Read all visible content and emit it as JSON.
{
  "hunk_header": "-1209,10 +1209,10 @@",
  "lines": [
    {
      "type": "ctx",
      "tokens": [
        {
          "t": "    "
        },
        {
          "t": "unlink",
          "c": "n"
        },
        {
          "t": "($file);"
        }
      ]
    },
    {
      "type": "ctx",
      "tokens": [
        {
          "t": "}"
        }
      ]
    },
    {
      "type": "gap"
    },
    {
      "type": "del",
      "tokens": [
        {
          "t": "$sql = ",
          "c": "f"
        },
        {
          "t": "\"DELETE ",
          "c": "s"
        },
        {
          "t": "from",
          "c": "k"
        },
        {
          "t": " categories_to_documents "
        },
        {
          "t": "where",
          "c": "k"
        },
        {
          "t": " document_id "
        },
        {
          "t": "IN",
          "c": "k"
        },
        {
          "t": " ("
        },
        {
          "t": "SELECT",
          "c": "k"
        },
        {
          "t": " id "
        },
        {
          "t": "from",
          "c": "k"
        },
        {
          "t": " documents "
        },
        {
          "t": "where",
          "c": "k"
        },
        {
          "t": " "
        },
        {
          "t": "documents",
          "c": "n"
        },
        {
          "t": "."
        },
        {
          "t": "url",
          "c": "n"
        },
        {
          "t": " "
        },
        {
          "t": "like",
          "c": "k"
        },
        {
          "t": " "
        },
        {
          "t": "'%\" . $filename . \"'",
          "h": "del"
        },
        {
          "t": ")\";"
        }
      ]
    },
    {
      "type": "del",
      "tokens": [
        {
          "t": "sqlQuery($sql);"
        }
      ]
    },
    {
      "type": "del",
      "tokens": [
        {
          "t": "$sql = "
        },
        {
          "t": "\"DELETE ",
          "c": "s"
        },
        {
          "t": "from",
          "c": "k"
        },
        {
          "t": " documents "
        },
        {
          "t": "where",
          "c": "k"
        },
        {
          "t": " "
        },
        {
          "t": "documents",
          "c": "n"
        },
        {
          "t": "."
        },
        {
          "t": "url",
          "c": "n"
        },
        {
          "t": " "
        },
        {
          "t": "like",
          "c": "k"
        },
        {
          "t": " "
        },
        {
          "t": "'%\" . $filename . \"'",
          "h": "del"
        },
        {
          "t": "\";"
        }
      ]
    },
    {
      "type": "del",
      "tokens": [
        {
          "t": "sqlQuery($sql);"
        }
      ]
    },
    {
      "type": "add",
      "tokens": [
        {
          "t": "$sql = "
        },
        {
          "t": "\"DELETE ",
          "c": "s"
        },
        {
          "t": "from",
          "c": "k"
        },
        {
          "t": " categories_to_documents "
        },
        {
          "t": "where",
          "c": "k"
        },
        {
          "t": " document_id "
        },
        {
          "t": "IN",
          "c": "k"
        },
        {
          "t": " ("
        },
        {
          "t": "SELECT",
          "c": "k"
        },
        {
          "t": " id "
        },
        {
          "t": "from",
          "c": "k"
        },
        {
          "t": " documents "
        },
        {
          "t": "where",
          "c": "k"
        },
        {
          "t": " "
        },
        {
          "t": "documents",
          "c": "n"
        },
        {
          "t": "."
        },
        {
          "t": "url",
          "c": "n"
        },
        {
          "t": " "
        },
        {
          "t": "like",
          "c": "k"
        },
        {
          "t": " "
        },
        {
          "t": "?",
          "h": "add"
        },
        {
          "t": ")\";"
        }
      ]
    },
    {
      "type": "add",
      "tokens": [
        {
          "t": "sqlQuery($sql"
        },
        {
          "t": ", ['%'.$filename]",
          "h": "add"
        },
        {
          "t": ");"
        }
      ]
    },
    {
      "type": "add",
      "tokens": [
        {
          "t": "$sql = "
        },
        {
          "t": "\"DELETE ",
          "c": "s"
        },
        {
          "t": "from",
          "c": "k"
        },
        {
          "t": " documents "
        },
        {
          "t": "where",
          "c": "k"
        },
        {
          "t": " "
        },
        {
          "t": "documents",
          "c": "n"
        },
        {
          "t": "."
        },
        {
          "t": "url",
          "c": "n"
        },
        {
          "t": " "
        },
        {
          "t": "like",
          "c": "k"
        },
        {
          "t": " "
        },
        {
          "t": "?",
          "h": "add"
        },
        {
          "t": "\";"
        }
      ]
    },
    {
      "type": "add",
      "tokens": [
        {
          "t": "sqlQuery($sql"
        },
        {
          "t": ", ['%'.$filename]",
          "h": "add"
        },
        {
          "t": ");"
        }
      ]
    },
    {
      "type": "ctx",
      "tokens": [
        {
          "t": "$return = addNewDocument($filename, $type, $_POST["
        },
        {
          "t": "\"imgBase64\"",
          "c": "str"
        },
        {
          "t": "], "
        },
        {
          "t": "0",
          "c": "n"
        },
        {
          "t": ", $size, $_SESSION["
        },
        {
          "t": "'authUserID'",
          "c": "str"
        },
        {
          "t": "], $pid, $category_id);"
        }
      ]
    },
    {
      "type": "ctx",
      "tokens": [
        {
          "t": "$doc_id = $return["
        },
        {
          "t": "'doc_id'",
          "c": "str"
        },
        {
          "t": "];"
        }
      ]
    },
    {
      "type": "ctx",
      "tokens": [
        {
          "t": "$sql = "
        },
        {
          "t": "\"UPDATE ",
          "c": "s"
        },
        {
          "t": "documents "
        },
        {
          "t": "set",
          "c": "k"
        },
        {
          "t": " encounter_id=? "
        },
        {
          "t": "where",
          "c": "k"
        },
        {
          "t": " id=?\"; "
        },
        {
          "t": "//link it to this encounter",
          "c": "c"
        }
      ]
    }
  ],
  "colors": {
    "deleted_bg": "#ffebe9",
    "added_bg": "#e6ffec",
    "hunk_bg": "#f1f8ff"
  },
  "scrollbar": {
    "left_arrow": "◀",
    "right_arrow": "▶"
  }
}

══════════════════════════════

Work instructions ▸
Give all the records again. Match them exactly.

Full response ▸
Read all visible content and emit it as JSON.
{
  "hunk_header": "-1209,10 +1209,10 @@",
  "lines": [
    {
      "type": "ctx",
      "tokens": [
        {
          "t": "    "
        },
        {
          "t": "unlink",
          "c": "n"
        },
        {
          "t": "($file);"
        }
      ]
    },
    {
      "type": "ctx",
      "tokens": [
        {
          "t": "}"
        }
      ]
    },
    {
      "type": "gap"
    },
    {
      "type": "del",
      "tokens": [
        {
          "t": "$sql = ",
          "c": "f"
        },
        {
          "t": "\"DELETE ",
          "c": "s"
        },
        {
          "t": "from",
          "c": "k"
        },
        {
          "t": " categories_to_documents "
        },
        {
          "t": "where",
          "c": "k"
        },
        {
          "t": " document_id "
        },
        {
          "t": "IN",
          "c": "k"
        },
        {
          "t": " ("
        },
        {
          "t": "SELECT",
          "c": "k"
        },
        {
          "t": " id "
        },
        {
          "t": "from",
          "c": "k"
        },
        {
          "t": " documents "
        },
        {
          "t": "where",
          "c": "k"
        },
        {
          "t": " "
        },
        {
          "t": "documents",
          "c": "n"
        },
        {
          "t": "."
        },
        {
          "t": "url",
          "c": "n"
        },
        {
          "t": " "
        },
        {
          "t": "like",
          "c": "k"
        },
        {
          "t": " "
        },
        {
          "t": "'%\" . $filename . \"'",
          "h": "del"
        },
        {
          "t": ")\";"
        }
      ]
    },
    {
      "type": "del",
      "tokens": [
        {
          "t": "sqlQuery($sql);"
        }
      ]
    },
    {
      "type": "del",
      "tokens": [
        {
          "t": "$sql = "
        },
        {
          "t": "\"DELETE ",
          "c": "s"
        },
        {
          "t": "from",
          "c": "k"
        },
        {
          "t": " documents "
        },
        {
          "t": "where",
          "c": "k"
        },
        {
          "t": " "
        },
        {
          "t": "documents",
          "c": "n"
        },
        {
          "t": "."
        },
        {
          "t": "url",
          "c": "n"
        },
        {
          "t": " "
        },
        {
          "t": "like",
          "c": "k"
        },
        {
          "t": " "
        },
        {
          "t": "'%\" . $filename . \"'",
          "h": "del"
        },
        {
          "t": "\";"
        }
      ]
    },
    {
      "type": "del",
      "tokens": [
        {
          "t": "sqlQuery($sql);"
        }
      ]
    },
    {
      "type": "add",
      "tokens": [
        {
          "t": "$sql = "
        },
        {
          "t": "\"DELETE ",
          "c": "s"
        },
        {
          "t": "from",
          "c": "k"
        },
        {
          "t": " categories_to_documents "
        },
        {
          "t": "where",
          "c": "k"
        },
        {
          "t": " document_id "
        },
        {
          "t": "IN",
          "c": "k"
        },
        {
          "t": " ("
        },
        {
          "t": "SELECT",
          "c": "k"
        },
        {
          "t": " id "
        },
        {
          "t": "from",
          "c": "k"
        },
        {
          "t": " documents "
        },
        {
          "t": "where",
          "c": "k"
        },
        {
          "t": " "
        },
        {
          "t": "documents",
          "c": "n"
        },
        {
          "t": "."
        },
        {
          "t": "url",
          "c": "n"
        },
        {
          "t": " "
        },
        {
          "t": "like",
          "c": "k"
        },
        {
          "t": " "
        },
        {
          "t": "?",
          "h": "add"
        },
        {
          "t": ")\";"
        }
      ]
    },
    {
      "type": "add",
      "tokens": [
        {
          "t": "sqlQuery($sql"
        },
        {
          "t": ", ['%'.$filename]",
          "h": "add"
        },
        {
          "t": ");"
        }
      ]
    },
    {
      "type": "add",
      "tokens": [
        {
          "t": "$sql = "
        },
        {
          "t": "\"DELETE ",
          "c": "s"
        },
        {
          "t": "from",
          "c": "k"
        },
        {
          "t": " documents "
        },
        {
          "t": "where",
          "c": "k"
        },
        {
          "t": " "
        },
        {
          "t": "documents",
          "c": "n"
        },
        {
          "t": "."
        },
        {
          "t": "url",
          "c": "n"
        },
        {
          "t": " "
        },
        {
          "t": "like",
          "c": "k"
        },
        {
          "t": " "
        },
        {
          "t": "?",
          "h": "add"
        },
        {
          "t": "\";"
        }
      ]
    },
    {
      "type": "add",
      "tokens": [
        {
          "t": "sqlQuery($sql"
        },
        {
          "t": ", ['%'.$filename]",
          "h": "add"
        },
        {
          "t": ");"
        }
      ]
    },
    {
      "type": "ctx",
      "tokens": [
        {
          "t": "$return = addNewDocument($filename, $type, $_POST["
        },
        {
          "t": "\"imgBase64\"",
          "c": "str"
        },
        {
          "t": "], "
        },
        {
          "t": "0",
          "c": "n"
        },
        {
          "t": ", $size, $_SESSION["
        },
        {
          "t": "'authUserID'",
          "c": "str"
        },
        {
          "t": "], $pid, $category_id);"
        }
      ]
    },
    {
      "type": "ctx",
      "tokens": [
        {
          "t": "$doc_id = $return["
        },
        {
          "t": "'doc_id'",
          "c": "str"
        },
        {
          "t": "];"
        }
      ]
    },
    {
      "type": "ctx",
      "tokens": [
        {
          "t": "$sql = "
        },
        {
          "t": "\"UPDATE ",
          "c": "s"
        },
        {
          "t": "documents "
        },
        {
          "t": "set",
          "c": "k"
        },
        {
          "t": " encounter_id=? "
        },
        {
          "t": "where",
          "c": "k"
        },
        {
          "t": " id=?\"; "
        },
        {
          "t": "//link it to this encounter",
          "c": "c"
        }
      ]
    }
  ],
  "colors": {
    "deleted_bg": "#ffebe9",
    "added_bg": "#e6ffec",
    "hunk_bg": "#f1f8ff"
  },
  "scrollbar": {
    "left_arrow": "◀",
    "right_arrow": "▶"
  }
}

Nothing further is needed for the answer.